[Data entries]

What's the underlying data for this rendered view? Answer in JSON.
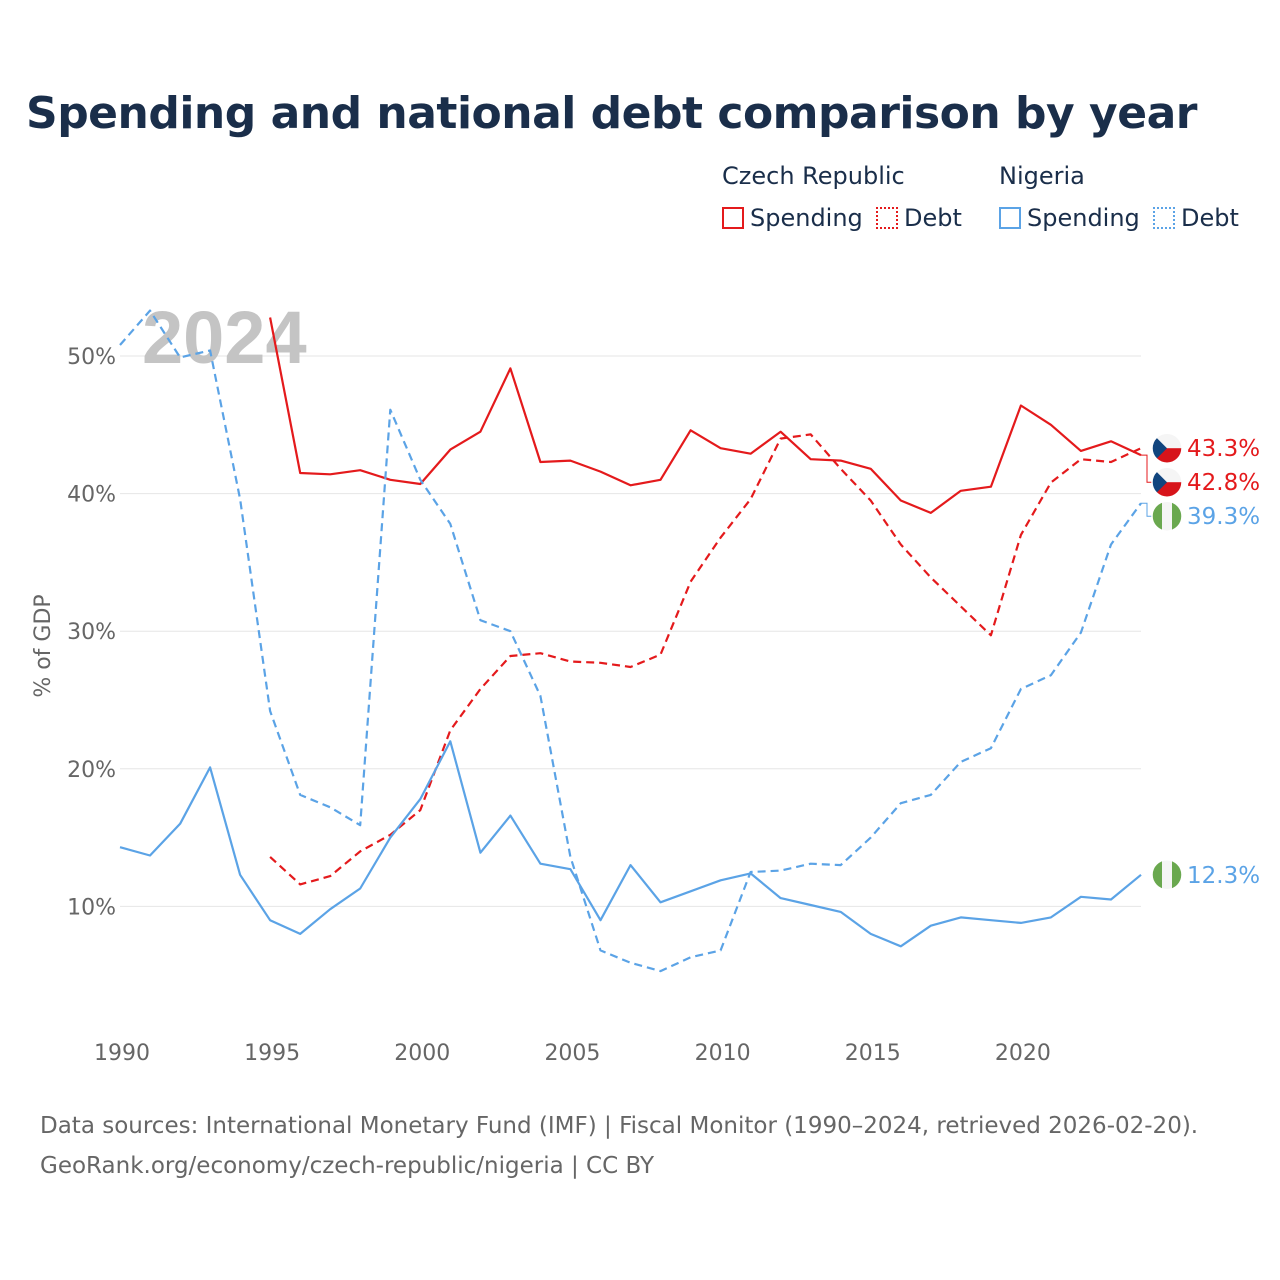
{
  "chart_data": {
    "type": "line",
    "title": "Spending and national debt comparison by year",
    "year_watermark": "2024",
    "ylabel": "% of GDP",
    "xlabel": "",
    "xlim": [
      1990,
      2024
    ],
    "ylim": [
      0,
      55
    ],
    "y_ticks": [
      10,
      20,
      30,
      40,
      50
    ],
    "y_tick_labels": [
      "10%",
      "20%",
      "30%",
      "40%",
      "50%"
    ],
    "x_ticks": [
      1990,
      1995,
      2000,
      2005,
      2010,
      2015,
      2020
    ],
    "x_tick_labels": [
      "1990",
      "1995",
      "2000",
      "2005",
      "2010",
      "2015",
      "2020"
    ],
    "grid": true,
    "legend": {
      "groups": [
        {
          "name": "Czech Republic",
          "items": [
            "Spending",
            "Debt"
          ]
        },
        {
          "name": "Nigeria",
          "items": [
            "Spending",
            "Debt"
          ]
        }
      ],
      "placement": "top-right"
    },
    "colors": {
      "czech": "#e41a1c",
      "nigeria": "#5ba3e6",
      "text": "#1a2e4a",
      "axis_text": "#666666",
      "grid": "#e6e6e6",
      "watermark": "#c4c4c4"
    },
    "series": [
      {
        "name": "Czech Republic Spending",
        "country": "Czech Republic",
        "metric": "Spending",
        "color": "#e41a1c",
        "style": "solid",
        "x": [
          1995,
          1996,
          1997,
          1998,
          1999,
          2000,
          2001,
          2002,
          2003,
          2004,
          2005,
          2006,
          2007,
          2008,
          2009,
          2010,
          2011,
          2012,
          2013,
          2014,
          2015,
          2016,
          2017,
          2018,
          2019,
          2020,
          2021,
          2022,
          2023,
          2024
        ],
        "values": [
          52.8,
          41.5,
          41.4,
          41.7,
          41.0,
          40.7,
          43.2,
          44.5,
          49.1,
          42.3,
          42.4,
          41.6,
          40.6,
          41.0,
          44.6,
          43.3,
          42.9,
          44.5,
          42.5,
          42.4,
          41.8,
          39.5,
          38.6,
          40.2,
          40.5,
          46.4,
          45.0,
          43.1,
          43.8,
          42.8
        ],
        "end_label": "42.8%"
      },
      {
        "name": "Czech Republic Debt",
        "country": "Czech Republic",
        "metric": "Debt",
        "color": "#e41a1c",
        "style": "dashed",
        "x": [
          1995,
          1996,
          1997,
          1998,
          1999,
          2000,
          2001,
          2002,
          2003,
          2004,
          2005,
          2006,
          2007,
          2008,
          2009,
          2010,
          2011,
          2012,
          2013,
          2014,
          2015,
          2016,
          2017,
          2018,
          2019,
          2020,
          2021,
          2022,
          2023,
          2024
        ],
        "values": [
          13.6,
          11.6,
          12.2,
          14.0,
          15.2,
          17.0,
          22.8,
          25.8,
          28.2,
          28.4,
          27.8,
          27.7,
          27.4,
          28.3,
          33.6,
          36.8,
          39.6,
          44.0,
          44.3,
          41.8,
          39.5,
          36.3,
          33.9,
          31.8,
          29.7,
          37.0,
          40.8,
          42.5,
          42.3,
          43.3
        ],
        "end_label": "43.3%"
      },
      {
        "name": "Nigeria Spending",
        "country": "Nigeria",
        "metric": "Spending",
        "color": "#5ba3e6",
        "style": "solid",
        "x": [
          1990,
          1991,
          1992,
          1993,
          1994,
          1995,
          1996,
          1997,
          1998,
          1999,
          2000,
          2001,
          2002,
          2003,
          2004,
          2005,
          2006,
          2007,
          2008,
          2009,
          2010,
          2011,
          2012,
          2013,
          2014,
          2015,
          2016,
          2017,
          2018,
          2019,
          2020,
          2021,
          2022,
          2023,
          2024
        ],
        "values": [
          14.3,
          13.7,
          16.0,
          20.1,
          12.3,
          9.0,
          8.0,
          9.8,
          11.3,
          15.0,
          17.8,
          22.0,
          13.9,
          16.6,
          13.1,
          12.7,
          9.0,
          13.0,
          10.3,
          11.1,
          11.9,
          12.4,
          10.6,
          10.1,
          9.6,
          8.0,
          7.1,
          8.6,
          9.2,
          9.0,
          8.8,
          9.2,
          10.7,
          10.5,
          12.3
        ],
        "end_label": "12.3%"
      },
      {
        "name": "Nigeria Debt",
        "country": "Nigeria",
        "metric": "Debt",
        "color": "#5ba3e6",
        "style": "dashed",
        "x": [
          1990,
          1991,
          1992,
          1993,
          1994,
          1995,
          1996,
          1997,
          1998,
          1999,
          2000,
          2001,
          2002,
          2003,
          2004,
          2005,
          2006,
          2007,
          2008,
          2009,
          2010,
          2011,
          2012,
          2013,
          2014,
          2015,
          2016,
          2017,
          2018,
          2019,
          2020,
          2021,
          2022,
          2023,
          2024
        ],
        "values": [
          50.8,
          53.3,
          49.9,
          50.4,
          39.6,
          24.2,
          18.1,
          17.2,
          15.9,
          46.1,
          41.0,
          37.8,
          30.8,
          30.0,
          25.3,
          13.6,
          6.8,
          5.9,
          5.3,
          6.3,
          6.8,
          12.5,
          12.6,
          13.1,
          13.0,
          15.0,
          17.5,
          18.1,
          20.5,
          21.5,
          25.8,
          26.8,
          29.9,
          36.3,
          39.3
        ],
        "end_label": "39.3%"
      }
    ]
  },
  "sources_line1": "Data sources: International Monetary Fund (IMF) | Fiscal Monitor (1990–2024, retrieved 2026-02-20).",
  "sources_line2": "GeoRank.org/economy/czech-republic/nigeria | CC BY"
}
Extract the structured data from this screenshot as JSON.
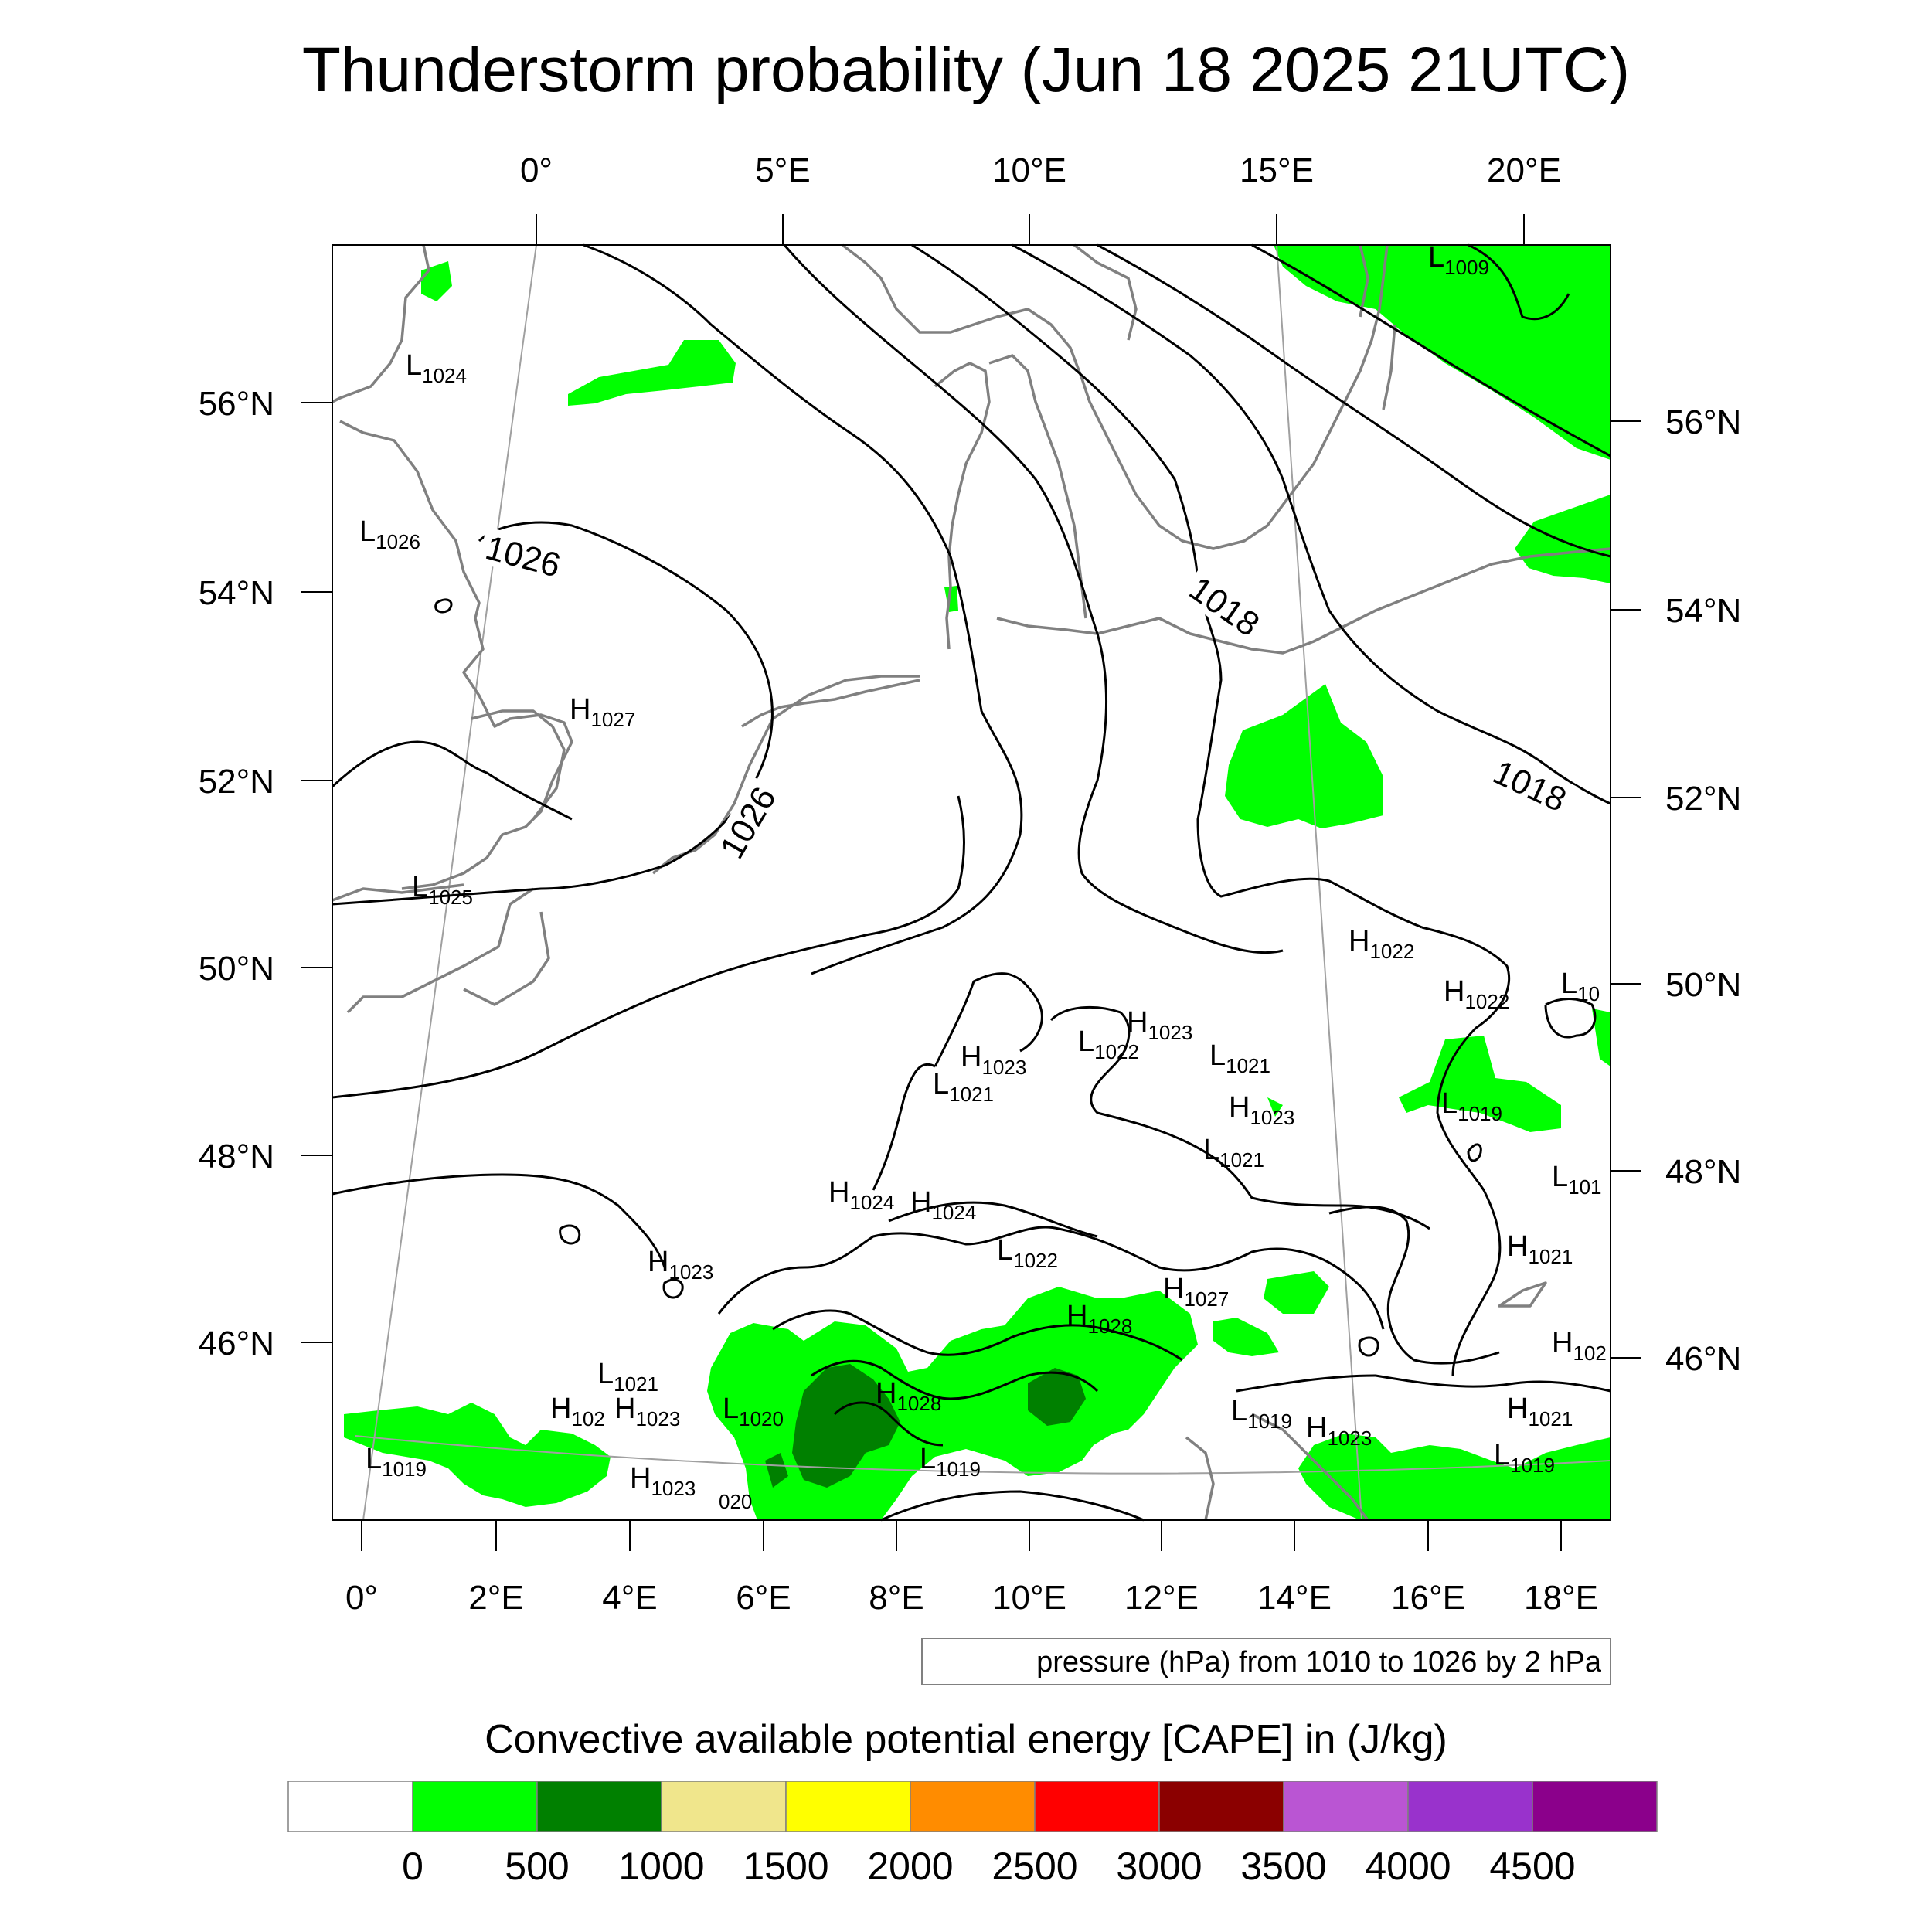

• _Required work_
Copy the material shown above in full and exactly. Skip the pictures.

• _Correct output_
What's the underlying data for this rendered view? Answer in JSON.
{
  "chart_data": {
    "type": "line",
    "title": "Spending and national debt comparison by year",
    "year_watermark": "2024",
    "ylabel": "% of GDP",
    "xlabel": "",
    "xlim": [
      1990,
      2024
    ],
    "ylim": [
      0,
      55
    ],
    "y_ticks": [
      10,
      20,
      30,
      40,
      50
    ],
    "y_tick_labels": [
      "10%",
      "20%",
      "30%",
      "40%",
      "50%"
    ],
    "x_ticks": [
      1990,
      1995,
      2000,
      2005,
      2010,
      2015,
      2020
    ],
    "x_tick_labels": [
      "1990",
      "1995",
      "2000",
      "2005",
      "2010",
      "2015",
      "2020"
    ],
    "grid": true,
    "legend": {
      "groups": [
        {
          "name": "Czech Republic",
          "items": [
            "Spending",
            "Debt"
          ]
        },
        {
          "name": "Nigeria",
          "items": [
            "Spending",
            "Debt"
          ]
        }
      ],
      "placement": "top-right"
    },
    "colors": {
      "czech": "#e41a1c",
      "nigeria": "#5ba3e6",
      "text": "#1a2e4a",
      "axis_text": "#666666",
      "grid": "#e6e6e6",
      "watermark": "#c4c4c4"
    },
    "series": [
      {
        "name": "Czech Republic Spending",
        "country": "Czech Republic",
        "metric": "Spending",
        "color": "#e41a1c",
        "style": "solid",
        "x": [
          1995,
          1996,
          1997,
          1998,
          1999,
          2000,
          2001,
          2002,
          2003,
          2004,
          2005,
          2006,
          2007,
          2008,
          2009,
          2010,
          2011,
          2012,
          2013,
          2014,
          2015,
          2016,
          2017,
          2018,
          2019,
          2020,
          2021,
          2022,
          2023,
          2024
        ],
        "values": [
          52.8,
          41.5,
          41.4,
          41.7,
          41.0,
          40.7,
          43.2,
          44.5,
          49.1,
          42.3,
          42.4,
          41.6,
          40.6,
          41.0,
          44.6,
          43.3,
          42.9,
          44.5,
          42.5,
          42.4,
          41.8,
          39.5,
          38.6,
          40.2,
          40.5,
          46.4,
          45.0,
          43.1,
          43.8,
          42.8
        ],
        "end_label": "42.8%"
      },
      {
        "name": "Czech Republic Debt",
        "country": "Czech Republic",
        "metric": "Debt",
        "color": "#e41a1c",
        "style": "dashed",
        "x": [
          1995,
          1996,
          1997,
          1998,
          1999,
          2000,
          2001,
          2002,
          2003,
          2004,
          2005,
          2006,
          2007,
          2008,
          2009,
          2010,
          2011,
          2012,
          2013,
          2014,
          2015,
          2016,
          2017,
          2018,
          2019,
          2020,
          2021,
          2022,
          2023,
          2024
        ],
        "values": [
          13.6,
          11.6,
          12.2,
          14.0,
          15.2,
          17.0,
          22.8,
          25.8,
          28.2,
          28.4,
          27.8,
          27.7,
          27.4,
          28.3,
          33.6,
          36.8,
          39.6,
          44.0,
          44.3,
          41.8,
          39.5,
          36.3,
          33.9,
          31.8,
          29.7,
          37.0,
          40.8,
          42.5,
          42.3,
          43.3
        ],
        "end_label": "43.3%"
      },
      {
        "name": "Nigeria Spending",
        "country": "Nigeria",
        "metric": "Spending",
        "color": "#5ba3e6",
        "style": "solid",
        "x": [
          1990,
          1991,
          1992,
          1993,
          1994,
          1995,
          1996,
          1997,
          1998,
          1999,
          2000,
          2001,
          2002,
          2003,
          2004,
          2005,
          2006,
          2007,
          2008,
          2009,
          2010,
          2011,
          2012,
          2013,
          2014,
          2015,
          2016,
          2017,
          2018,
          2019,
          2020,
          2021,
          2022,
          2023,
          2024
        ],
        "values": [
          14.3,
          13.7,
          16.0,
          20.1,
          12.3,
          9.0,
          8.0,
          9.8,
          11.3,
          15.0,
          17.8,
          22.0,
          13.9,
          16.6,
          13.1,
          12.7,
          9.0,
          13.0,
          10.3,
          11.1,
          11.9,
          12.4,
          10.6,
          10.1,
          9.6,
          8.0,
          7.1,
          8.6,
          9.2,
          9.0,
          8.8,
          9.2,
          10.7,
          10.5,
          12.3
        ],
        "end_label": "12.3%"
      },
      {
        "name": "Nigeria Debt",
        "country": "Nigeria",
        "metric": "Debt",
        "color": "#5ba3e6",
        "style": "dashed",
        "x": [
          1990,
          1991,
          1992,
          1993,
          1994,
          1995,
          1996,
          1997,
          1998,
          1999,
          2000,
          2001,
          2002,
          2003,
          2004,
          2005,
          2006,
          2007,
          2008,
          2009,
          2010,
          2011,
          2012,
          2013,
          2014,
          2015,
          2016,
          2017,
          2018,
          2019,
          2020,
          2021,
          2022,
          2023,
          2024
        ],
        "values": [
          50.8,
          53.3,
          49.9,
          50.4,
          39.6,
          24.2,
          18.1,
          17.2,
          15.9,
          46.1,
          41.0,
          37.8,
          30.8,
          30.0,
          25.3,
          13.6,
          6.8,
          5.9,
          5.3,
          6.3,
          6.8,
          12.5,
          12.6,
          13.1,
          13.0,
          15.0,
          17.5,
          18.1,
          20.5,
          21.5,
          25.8,
          26.8,
          29.9,
          36.3,
          39.3
        ],
        "end_label": "39.3%"
      }
    ]
  },
  "sources_line1": "Data sources: International Monetary Fund (IMF) | Fiscal Monitor (1990–2024, retrieved 2026-02-20).",
  "sources_line2": "GeoRank.org/economy/czech-republic/nigeria | CC BY"
}
Extract the structured data from this screenshot as JSON.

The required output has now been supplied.